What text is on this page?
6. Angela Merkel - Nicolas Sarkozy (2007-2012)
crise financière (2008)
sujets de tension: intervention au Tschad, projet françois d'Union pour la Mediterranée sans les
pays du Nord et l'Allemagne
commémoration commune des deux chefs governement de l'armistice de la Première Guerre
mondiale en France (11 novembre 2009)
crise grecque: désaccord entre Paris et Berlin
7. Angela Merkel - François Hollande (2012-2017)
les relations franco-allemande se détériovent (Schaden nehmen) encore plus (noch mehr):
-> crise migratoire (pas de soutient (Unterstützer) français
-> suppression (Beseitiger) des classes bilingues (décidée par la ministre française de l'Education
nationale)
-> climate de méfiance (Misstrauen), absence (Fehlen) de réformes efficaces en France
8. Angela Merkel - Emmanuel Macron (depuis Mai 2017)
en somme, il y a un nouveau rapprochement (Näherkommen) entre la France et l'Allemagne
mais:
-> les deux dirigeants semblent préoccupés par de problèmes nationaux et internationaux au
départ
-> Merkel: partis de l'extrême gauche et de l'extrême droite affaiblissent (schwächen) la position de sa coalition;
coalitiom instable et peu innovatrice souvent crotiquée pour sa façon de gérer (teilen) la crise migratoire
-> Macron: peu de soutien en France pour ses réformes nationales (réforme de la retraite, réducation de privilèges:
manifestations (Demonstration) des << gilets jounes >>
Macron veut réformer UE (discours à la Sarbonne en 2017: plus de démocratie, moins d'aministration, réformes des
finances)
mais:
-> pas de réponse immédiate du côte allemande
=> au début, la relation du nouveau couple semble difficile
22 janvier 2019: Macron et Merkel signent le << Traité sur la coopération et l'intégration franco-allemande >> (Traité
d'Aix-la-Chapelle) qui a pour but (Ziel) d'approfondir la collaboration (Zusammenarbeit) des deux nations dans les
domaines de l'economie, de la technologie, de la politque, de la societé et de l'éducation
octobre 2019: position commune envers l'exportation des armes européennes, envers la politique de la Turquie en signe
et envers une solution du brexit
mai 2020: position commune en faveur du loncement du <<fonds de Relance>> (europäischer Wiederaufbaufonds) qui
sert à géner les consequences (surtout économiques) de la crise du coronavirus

• • • • • • •

Across the listing above, find each line that holds the word "Allemagne". Give only how many there are.

2